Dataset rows
------------------------

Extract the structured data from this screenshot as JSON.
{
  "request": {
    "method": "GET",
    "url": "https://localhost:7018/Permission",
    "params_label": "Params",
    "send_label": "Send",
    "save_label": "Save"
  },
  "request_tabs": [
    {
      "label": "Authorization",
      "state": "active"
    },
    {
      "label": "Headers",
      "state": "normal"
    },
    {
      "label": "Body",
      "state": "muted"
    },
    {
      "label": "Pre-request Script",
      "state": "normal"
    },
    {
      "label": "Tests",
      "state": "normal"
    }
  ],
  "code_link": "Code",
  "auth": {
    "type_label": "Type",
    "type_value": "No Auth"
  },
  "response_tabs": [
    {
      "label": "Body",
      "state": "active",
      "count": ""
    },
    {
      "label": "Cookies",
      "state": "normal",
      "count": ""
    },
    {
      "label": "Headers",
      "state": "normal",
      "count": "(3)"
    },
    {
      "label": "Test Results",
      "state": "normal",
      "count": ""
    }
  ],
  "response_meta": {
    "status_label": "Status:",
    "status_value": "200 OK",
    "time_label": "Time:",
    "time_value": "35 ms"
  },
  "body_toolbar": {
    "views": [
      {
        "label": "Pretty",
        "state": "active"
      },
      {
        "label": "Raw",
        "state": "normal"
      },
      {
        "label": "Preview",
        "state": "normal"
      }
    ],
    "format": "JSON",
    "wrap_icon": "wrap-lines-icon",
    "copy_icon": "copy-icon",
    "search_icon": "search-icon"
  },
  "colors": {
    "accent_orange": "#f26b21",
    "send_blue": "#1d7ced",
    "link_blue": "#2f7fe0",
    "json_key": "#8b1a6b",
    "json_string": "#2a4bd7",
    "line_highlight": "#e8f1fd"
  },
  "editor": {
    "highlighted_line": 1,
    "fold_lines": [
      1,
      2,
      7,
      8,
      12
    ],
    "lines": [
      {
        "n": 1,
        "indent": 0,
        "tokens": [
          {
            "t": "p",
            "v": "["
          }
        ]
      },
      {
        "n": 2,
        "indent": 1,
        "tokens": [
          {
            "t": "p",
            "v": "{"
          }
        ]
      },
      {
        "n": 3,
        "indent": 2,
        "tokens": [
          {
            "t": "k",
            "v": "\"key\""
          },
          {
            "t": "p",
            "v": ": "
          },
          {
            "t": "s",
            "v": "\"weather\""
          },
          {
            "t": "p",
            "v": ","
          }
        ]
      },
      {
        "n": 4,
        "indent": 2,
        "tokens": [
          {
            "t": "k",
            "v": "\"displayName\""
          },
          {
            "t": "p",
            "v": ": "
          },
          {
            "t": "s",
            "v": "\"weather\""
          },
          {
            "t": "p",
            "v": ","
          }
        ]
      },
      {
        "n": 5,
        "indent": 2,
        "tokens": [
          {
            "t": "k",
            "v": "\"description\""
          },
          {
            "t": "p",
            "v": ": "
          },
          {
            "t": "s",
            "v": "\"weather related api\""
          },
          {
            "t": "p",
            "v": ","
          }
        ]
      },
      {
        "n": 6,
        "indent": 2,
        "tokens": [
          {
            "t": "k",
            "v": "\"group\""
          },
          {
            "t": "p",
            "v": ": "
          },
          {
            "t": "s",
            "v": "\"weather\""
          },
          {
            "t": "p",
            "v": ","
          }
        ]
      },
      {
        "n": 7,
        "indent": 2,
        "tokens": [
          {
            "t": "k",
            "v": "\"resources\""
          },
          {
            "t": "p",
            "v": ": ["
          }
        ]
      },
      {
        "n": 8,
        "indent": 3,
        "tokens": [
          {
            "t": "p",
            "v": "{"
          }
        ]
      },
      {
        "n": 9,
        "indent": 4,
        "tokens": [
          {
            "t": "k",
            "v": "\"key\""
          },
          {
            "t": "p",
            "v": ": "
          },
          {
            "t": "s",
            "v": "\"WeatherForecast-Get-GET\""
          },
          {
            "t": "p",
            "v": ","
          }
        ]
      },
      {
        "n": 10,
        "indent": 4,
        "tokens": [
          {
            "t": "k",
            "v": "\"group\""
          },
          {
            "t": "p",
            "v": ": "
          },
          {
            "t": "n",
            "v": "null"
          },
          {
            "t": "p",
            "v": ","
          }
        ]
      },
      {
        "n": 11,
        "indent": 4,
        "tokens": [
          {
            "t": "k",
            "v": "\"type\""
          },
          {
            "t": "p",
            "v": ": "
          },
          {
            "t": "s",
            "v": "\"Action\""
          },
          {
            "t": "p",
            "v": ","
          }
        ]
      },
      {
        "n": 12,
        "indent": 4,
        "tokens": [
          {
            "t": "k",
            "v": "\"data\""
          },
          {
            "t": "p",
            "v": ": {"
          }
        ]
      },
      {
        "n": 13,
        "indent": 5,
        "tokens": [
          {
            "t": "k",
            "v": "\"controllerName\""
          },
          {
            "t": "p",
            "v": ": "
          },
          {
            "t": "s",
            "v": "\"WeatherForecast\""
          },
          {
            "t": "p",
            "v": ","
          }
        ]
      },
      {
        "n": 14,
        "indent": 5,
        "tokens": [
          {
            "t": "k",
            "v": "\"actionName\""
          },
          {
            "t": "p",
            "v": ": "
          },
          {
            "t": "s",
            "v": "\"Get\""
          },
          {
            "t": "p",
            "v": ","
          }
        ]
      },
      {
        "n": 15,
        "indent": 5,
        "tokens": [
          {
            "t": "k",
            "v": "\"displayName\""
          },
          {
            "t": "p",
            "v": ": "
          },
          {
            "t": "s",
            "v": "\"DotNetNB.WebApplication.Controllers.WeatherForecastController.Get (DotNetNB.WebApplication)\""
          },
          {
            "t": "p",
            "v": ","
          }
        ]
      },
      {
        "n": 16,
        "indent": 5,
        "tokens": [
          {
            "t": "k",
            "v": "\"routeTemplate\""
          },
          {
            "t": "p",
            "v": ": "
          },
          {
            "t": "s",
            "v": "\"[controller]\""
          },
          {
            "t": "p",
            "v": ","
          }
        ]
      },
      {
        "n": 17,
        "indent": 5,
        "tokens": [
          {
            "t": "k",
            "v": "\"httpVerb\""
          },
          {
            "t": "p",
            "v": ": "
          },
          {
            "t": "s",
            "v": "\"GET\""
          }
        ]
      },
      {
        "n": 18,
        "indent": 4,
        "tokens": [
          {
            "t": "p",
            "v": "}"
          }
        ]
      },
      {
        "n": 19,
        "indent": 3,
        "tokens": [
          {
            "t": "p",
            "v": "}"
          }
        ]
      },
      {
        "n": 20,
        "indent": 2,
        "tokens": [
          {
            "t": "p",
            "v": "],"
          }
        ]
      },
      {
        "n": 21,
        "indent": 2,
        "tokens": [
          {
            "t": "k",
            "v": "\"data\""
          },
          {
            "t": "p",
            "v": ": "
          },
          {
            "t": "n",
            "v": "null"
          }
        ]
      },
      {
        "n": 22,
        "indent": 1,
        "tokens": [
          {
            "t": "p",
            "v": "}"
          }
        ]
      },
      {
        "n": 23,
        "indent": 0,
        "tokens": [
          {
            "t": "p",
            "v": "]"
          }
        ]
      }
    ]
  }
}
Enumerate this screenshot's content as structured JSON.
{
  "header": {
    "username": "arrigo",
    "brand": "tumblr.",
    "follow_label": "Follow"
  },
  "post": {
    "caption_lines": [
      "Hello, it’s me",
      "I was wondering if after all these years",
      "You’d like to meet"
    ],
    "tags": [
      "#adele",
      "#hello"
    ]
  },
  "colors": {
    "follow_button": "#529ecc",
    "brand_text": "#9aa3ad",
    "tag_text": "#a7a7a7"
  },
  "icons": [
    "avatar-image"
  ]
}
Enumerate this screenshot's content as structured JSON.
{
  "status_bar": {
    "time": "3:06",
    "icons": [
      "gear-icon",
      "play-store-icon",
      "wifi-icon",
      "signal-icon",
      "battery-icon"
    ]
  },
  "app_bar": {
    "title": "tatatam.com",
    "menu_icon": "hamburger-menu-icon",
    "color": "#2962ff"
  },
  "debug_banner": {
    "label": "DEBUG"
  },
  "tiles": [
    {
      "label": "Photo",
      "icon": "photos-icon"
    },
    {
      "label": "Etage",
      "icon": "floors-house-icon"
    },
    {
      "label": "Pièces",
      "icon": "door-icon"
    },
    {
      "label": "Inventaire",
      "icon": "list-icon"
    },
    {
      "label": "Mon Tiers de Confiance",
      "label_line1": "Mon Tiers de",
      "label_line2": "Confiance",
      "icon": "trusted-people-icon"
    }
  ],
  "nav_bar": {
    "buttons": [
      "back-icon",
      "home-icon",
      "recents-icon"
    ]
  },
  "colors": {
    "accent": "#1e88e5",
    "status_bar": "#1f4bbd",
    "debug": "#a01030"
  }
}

------------------------

In the entries above, how many lines contain the word "Tiers"? Answer with the number only.

REPLY TO THE TASK:
2